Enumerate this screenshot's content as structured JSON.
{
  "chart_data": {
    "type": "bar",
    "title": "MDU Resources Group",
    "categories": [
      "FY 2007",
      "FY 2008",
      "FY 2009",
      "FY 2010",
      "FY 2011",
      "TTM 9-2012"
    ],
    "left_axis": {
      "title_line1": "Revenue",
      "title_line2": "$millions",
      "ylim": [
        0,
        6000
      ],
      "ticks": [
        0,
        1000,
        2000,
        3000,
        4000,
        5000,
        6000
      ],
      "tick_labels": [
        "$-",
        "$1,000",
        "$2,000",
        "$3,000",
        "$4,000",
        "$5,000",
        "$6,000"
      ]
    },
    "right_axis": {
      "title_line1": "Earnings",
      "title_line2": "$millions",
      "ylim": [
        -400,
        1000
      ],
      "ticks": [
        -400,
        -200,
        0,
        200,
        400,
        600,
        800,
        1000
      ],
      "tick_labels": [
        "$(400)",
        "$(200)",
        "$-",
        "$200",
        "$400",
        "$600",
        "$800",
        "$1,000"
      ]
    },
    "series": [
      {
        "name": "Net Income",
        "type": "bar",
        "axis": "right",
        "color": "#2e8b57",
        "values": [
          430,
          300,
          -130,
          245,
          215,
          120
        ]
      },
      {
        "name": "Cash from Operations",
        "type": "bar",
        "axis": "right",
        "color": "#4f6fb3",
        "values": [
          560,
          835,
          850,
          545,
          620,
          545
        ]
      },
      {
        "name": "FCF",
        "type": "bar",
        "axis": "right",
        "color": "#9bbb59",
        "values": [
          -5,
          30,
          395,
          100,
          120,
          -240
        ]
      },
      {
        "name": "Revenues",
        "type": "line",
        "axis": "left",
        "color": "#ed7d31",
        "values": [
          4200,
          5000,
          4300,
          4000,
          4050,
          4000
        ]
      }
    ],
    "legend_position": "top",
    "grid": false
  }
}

> _Task objective_:
Word for word, quote all of the data above.

> _Exercise output_:
Enumerate this screenshot's content as structured JSON.
{
  "chart_data": {
    "type": "bar",
    "title": "MDU Resources Group",
    "categories": [
      "FY 2007",
      "FY 2008",
      "FY 2009",
      "FY 2010",
      "FY 2011",
      "TTM 9-2012"
    ],
    "left_axis": {
      "title_line1": "Revenue",
      "title_line2": "$millions",
      "ylim": [
        0,
        6000
      ],
      "ticks": [
        0,
        1000,
        2000,
        3000,
        4000,
        5000,
        6000
      ],
      "tick_labels": [
        "$-",
        "$1,000",
        "$2,000",
        "$3,000",
        "$4,000",
        "$5,000",
        "$6,000"
      ]
    },
    "right_axis": {
      "title_line1": "Earnings",
      "title_line2": "$millions",
      "ylim": [
        -400,
        1000
      ],
      "ticks": [
        -400,
        -200,
        0,
        200,
        400,
        600,
        800,
        1000
      ],
      "tick_labels": [
        "$(400)",
        "$(200)",
        "$-",
        "$200",
        "$400",
        "$600",
        "$800",
        "$1,000"
      ]
    },
    "series": [
      {
        "name": "Net Income",
        "type": "bar",
        "axis": "right",
        "color": "#2e8b57",
        "values": [
          430,
          300,
          -130,
          245,
          215,
          120
        ]
      },
      {
        "name": "Cash from Operations",
        "type": "bar",
        "axis": "right",
        "color": "#4f6fb3",
        "values": [
          560,
          835,
          850,
          545,
          620,
          545
        ]
      },
      {
        "name": "FCF",
        "type": "bar",
        "axis": "right",
        "color": "#9bbb59",
        "values": [
          -5,
          30,
          395,
          100,
          120,
          -240
        ]
      },
      {
        "name": "Revenues",
        "type": "line",
        "axis": "left",
        "color": "#ed7d31",
        "values": [
          4200,
          5000,
          4300,
          4000,
          4050,
          4000
        ]
      }
    ],
    "legend_position": "top",
    "grid": false
  }
}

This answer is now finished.